● SHORT EXERCISE:
Check every line below for the word "Render" and show those that hold it.

>> BEGIN DATA FOR PROCESSING

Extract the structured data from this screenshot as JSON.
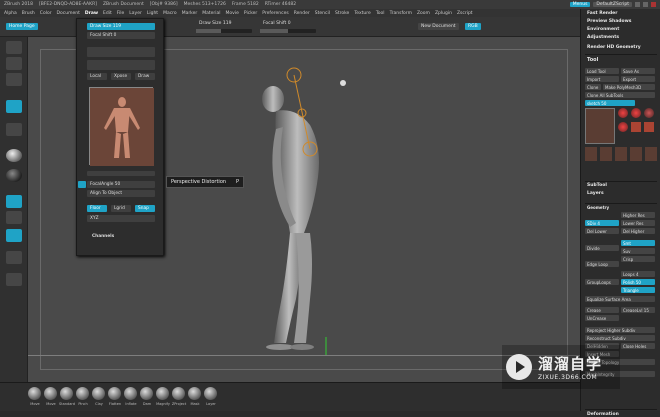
{
  "titlebar": {
    "items": [
      "ZBrush 2018",
      "[BFE2-DNQD-AD8E-AAKR]",
      "ZBrush Document",
      "[Obj# 9386]",
      "Meshes 513+1726",
      "Frame 5182",
      "RTimer 46482"
    ],
    "menus_btn": "Menus",
    "script_label": "DefaultZScript"
  },
  "menubar": {
    "items": [
      "Alpha",
      "Brush",
      "Color",
      "Document",
      "Draw",
      "Edit",
      "File",
      "Layer",
      "Light",
      "Macro",
      "Marker",
      "Material",
      "Movie",
      "Picker",
      "Preferences",
      "Render",
      "Stencil",
      "Stroke",
      "Texture",
      "Tool",
      "Transform",
      "Zoom",
      "Zplugin",
      "Zscript"
    ],
    "active": "Draw"
  },
  "topbar": {
    "home": "Home Page",
    "draw_size": "Draw Size 119",
    "focal_shift": "Focal Shift 0",
    "draw_size_2": "Draw Size 119",
    "focal_shift_2": "Focal Shift 0",
    "new_document": "New Document",
    "rgb_btn": "RGB"
  },
  "popup": {
    "draw_size": "Draw Size 119",
    "focal_shift": "Focal Shift 0",
    "xyz": "XYZ",
    "perspective_label": "Persp",
    "focal_angle": "FocalAngle 50",
    "align_to_object": "Align To Object",
    "floor": "Floor",
    "channels": "Channels",
    "buttons": [
      "Local",
      "Xpose",
      "Draw",
      "Lgrid",
      "Snap"
    ]
  },
  "tooltip": {
    "label": "Perspective Distortion",
    "shortcut": "P"
  },
  "rightpanel": {
    "sections": [
      "Fast Render",
      "Preview Shadows",
      "Environment",
      "Adjustments",
      "Render HD Geometry"
    ],
    "tool_title": "Tool",
    "load_tool": "Load Tool",
    "save_as": "Save As",
    "import": "Import",
    "export": "Export",
    "clone": "Clone",
    "make_polymesh": "Make PolyMesh3D",
    "clone_all": "Clone All SubTools",
    "sketch_label": "sketch 50",
    "subtool": "SubTool",
    "layers": "Layers",
    "geometry": "Geometry",
    "higher_res": "Higher Res",
    "lower_res": "Lower Res",
    "sdiv": "SDiv 4",
    "del_lower": "Del Lower",
    "del_higher": "Del Higher",
    "smt": "Smt",
    "suv": "Suv",
    "divide": "Divide",
    "crisp": "Crisp",
    "edge_loop": "Edge Loop",
    "loops": "Loops 4",
    "polish": "Polish 50",
    "grouploops": "GroupLoops",
    "triangle": "Triangle",
    "equalize": "Equalize Surface Area",
    "crease": "Crease",
    "crease_lvl": "CreaseLvl 15",
    "uncrease": "UnCrease",
    "reproject": "Reproject Higher Subdiv",
    "reconstruct": "Reconstruct Subdiv",
    "delhidden": "DelHidden",
    "close_holes": "Close Holes",
    "insert_mesh": "Insert Mesh",
    "mod_topology": "Modify Topology",
    "mesh_integrity": "MeshIntegrity",
    "deformation": "Deformation"
  },
  "brushes": [
    "Move",
    "Move",
    "Standard",
    "Pinch",
    "Clay",
    "Flatten",
    "Inflate",
    "Dam",
    "Magnify",
    "ZProject",
    "Mask",
    "Layer"
  ],
  "watermark": {
    "cn": "溜溜自学",
    "url": "ZIXUE.3D66.COM"
  },
  "colors": {
    "accent": "#1fa3c6",
    "panel": "#2c2c2c",
    "canvas": "#4a4a4a"
  }
}
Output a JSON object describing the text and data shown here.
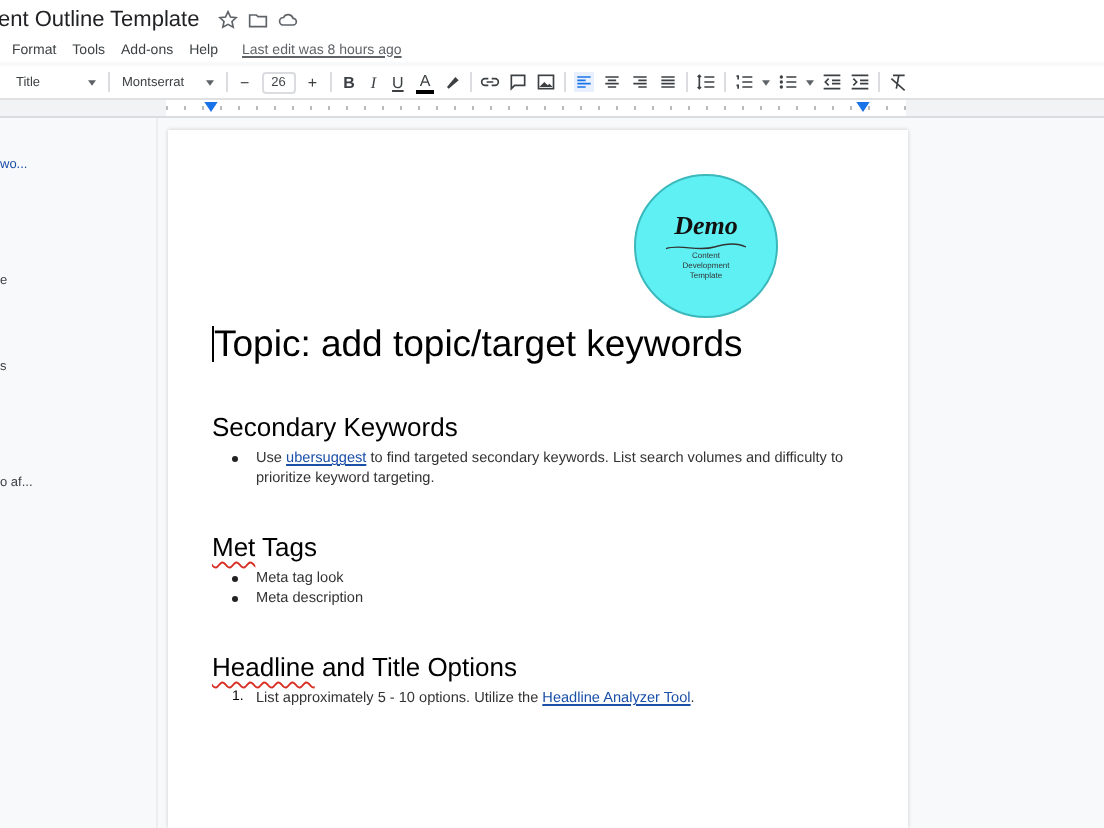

>> END DATA FOR PROCESSING

● OUTPUT FOR THIS TASK:
      "Render",
      "Fast Render",
      "Render HD Geometry"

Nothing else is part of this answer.